» **INPUT MATERIAL**:
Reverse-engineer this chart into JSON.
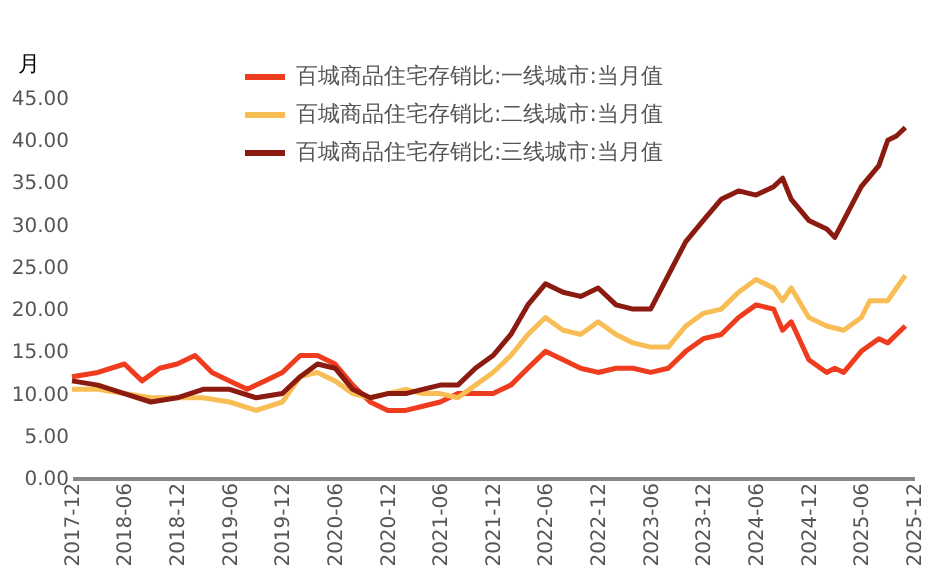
{
  "chart_data": {
    "type": "line",
    "ylabel": "月",
    "legend": "top",
    "grid": false,
    "line_style": "solid",
    "marker": "none",
    "xlim": [
      "2017-12",
      "2025-12"
    ],
    "xticks": [
      "2017-12",
      "2018-06",
      "2018-12",
      "2019-06",
      "2019-12",
      "2020-06",
      "2020-12",
      "2021-06",
      "2021-12",
      "2022-06",
      "2022-12",
      "2023-06",
      "2023-12",
      "2024-06",
      "2024-12",
      "2025-06",
      "2025-12"
    ],
    "ylim": [
      0,
      45
    ],
    "yticks": [
      {
        "value": 0,
        "label": "0.00"
      },
      {
        "value": 5,
        "label": "5.00"
      },
      {
        "value": 10,
        "label": "10.00"
      },
      {
        "value": 15,
        "label": "15.00"
      },
      {
        "value": 20,
        "label": "20.00"
      },
      {
        "value": 25,
        "label": "25.00"
      },
      {
        "value": 30,
        "label": "30.00"
      },
      {
        "value": 35,
        "label": "35.00"
      },
      {
        "value": 40,
        "label": "40.00"
      },
      {
        "value": 45,
        "label": "45.00"
      }
    ],
    "series": [
      {
        "name": "百城商品住宅存销比:一线城市:当月值",
        "color": "#f03c1e",
        "x": [
          "2017-12",
          "2018-03",
          "2018-06",
          "2018-08",
          "2018-10",
          "2018-12",
          "2019-02",
          "2019-04",
          "2019-06",
          "2019-08",
          "2019-10",
          "2019-12",
          "2020-02",
          "2020-04",
          "2020-06",
          "2020-08",
          "2020-10",
          "2020-12",
          "2021-02",
          "2021-04",
          "2021-06",
          "2021-08",
          "2021-10",
          "2021-12",
          "2022-02",
          "2022-04",
          "2022-06",
          "2022-08",
          "2022-10",
          "2022-12",
          "2023-02",
          "2023-04",
          "2023-06",
          "2023-08",
          "2023-10",
          "2023-12",
          "2024-02",
          "2024-04",
          "2024-06",
          "2024-08",
          "2024-09",
          "2024-10",
          "2024-12",
          "2025-02",
          "2025-03",
          "2025-04",
          "2025-06",
          "2025-08",
          "2025-09",
          "2025-10",
          "2025-11"
        ],
        "values": [
          12,
          12.5,
          13.5,
          11.5,
          13,
          13.5,
          14.5,
          12.5,
          11.5,
          10.5,
          11.5,
          12.5,
          14.5,
          14.5,
          13.5,
          11,
          9,
          8,
          8,
          8.5,
          9,
          10,
          10,
          10,
          11,
          13,
          15,
          14,
          13,
          12.5,
          13,
          13,
          12.5,
          13,
          15,
          16.5,
          17,
          19,
          20.5,
          20,
          17.5,
          18.5,
          14,
          12.5,
          13,
          12.5,
          15,
          16.5,
          16,
          17,
          18
        ]
      },
      {
        "name": "百城商品住宅存销比:二线城市:当月值",
        "color": "#f8be55",
        "x": [
          "2017-12",
          "2018-03",
          "2018-06",
          "2018-09",
          "2018-12",
          "2019-03",
          "2019-06",
          "2019-09",
          "2019-12",
          "2020-02",
          "2020-04",
          "2020-06",
          "2020-08",
          "2020-10",
          "2020-12",
          "2021-02",
          "2021-04",
          "2021-06",
          "2021-08",
          "2021-10",
          "2021-12",
          "2022-02",
          "2022-04",
          "2022-06",
          "2022-08",
          "2022-10",
          "2022-12",
          "2023-02",
          "2023-04",
          "2023-06",
          "2023-08",
          "2023-10",
          "2023-12",
          "2024-02",
          "2024-04",
          "2024-06",
          "2024-08",
          "2024-09",
          "2024-10",
          "2024-12",
          "2025-02",
          "2025-04",
          "2025-06",
          "2025-07",
          "2025-09",
          "2025-10",
          "2025-11"
        ],
        "values": [
          10.5,
          10.5,
          10,
          9.5,
          9.5,
          9.5,
          9,
          8,
          9,
          12,
          12.5,
          11.5,
          10,
          9.5,
          10,
          10.5,
          10,
          10,
          9.5,
          11,
          12.5,
          14.5,
          17,
          19,
          17.5,
          17,
          18.5,
          17,
          16,
          15.5,
          15.5,
          18,
          19.5,
          20,
          22,
          23.5,
          22.5,
          21,
          22.5,
          19,
          18,
          17.5,
          19,
          21,
          21,
          22.5,
          24
        ]
      },
      {
        "name": "百城商品住宅存销比:三线城市:当月值",
        "color": "#8b1a10",
        "x": [
          "2017-12",
          "2018-03",
          "2018-06",
          "2018-09",
          "2018-12",
          "2019-03",
          "2019-06",
          "2019-09",
          "2019-12",
          "2020-02",
          "2020-04",
          "2020-06",
          "2020-08",
          "2020-10",
          "2020-12",
          "2021-02",
          "2021-04",
          "2021-06",
          "2021-08",
          "2021-10",
          "2021-12",
          "2022-02",
          "2022-04",
          "2022-06",
          "2022-08",
          "2022-10",
          "2022-12",
          "2023-02",
          "2023-04",
          "2023-06",
          "2023-08",
          "2023-10",
          "2023-12",
          "2024-02",
          "2024-04",
          "2024-06",
          "2024-08",
          "2024-09",
          "2024-10",
          "2024-12",
          "2025-02",
          "2025-03",
          "2025-04",
          "2025-06",
          "2025-08",
          "2025-09",
          "2025-10",
          "2025-11"
        ],
        "values": [
          11.5,
          11,
          10,
          9,
          9.5,
          10.5,
          10.5,
          9.5,
          10,
          12,
          13.5,
          13,
          10.5,
          9.5,
          10,
          10,
          10.5,
          11,
          11,
          13,
          14.5,
          17,
          20.5,
          23,
          22,
          21.5,
          22.5,
          20.5,
          20,
          20,
          24,
          28,
          30.5,
          33,
          34,
          33.5,
          34.5,
          35.5,
          33,
          30.5,
          29.5,
          28.5,
          30.5,
          34.5,
          37,
          40,
          40.5,
          41.5
        ]
      }
    ]
  }
}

» **EXERCISE DIRECTIONS**:
Pick out all lines containing the string "color".

» **PROBLEM SOLUTION**:
        "color": "#f03c1e",
        "color": "#f8be55",
        "color": "#8b1a10",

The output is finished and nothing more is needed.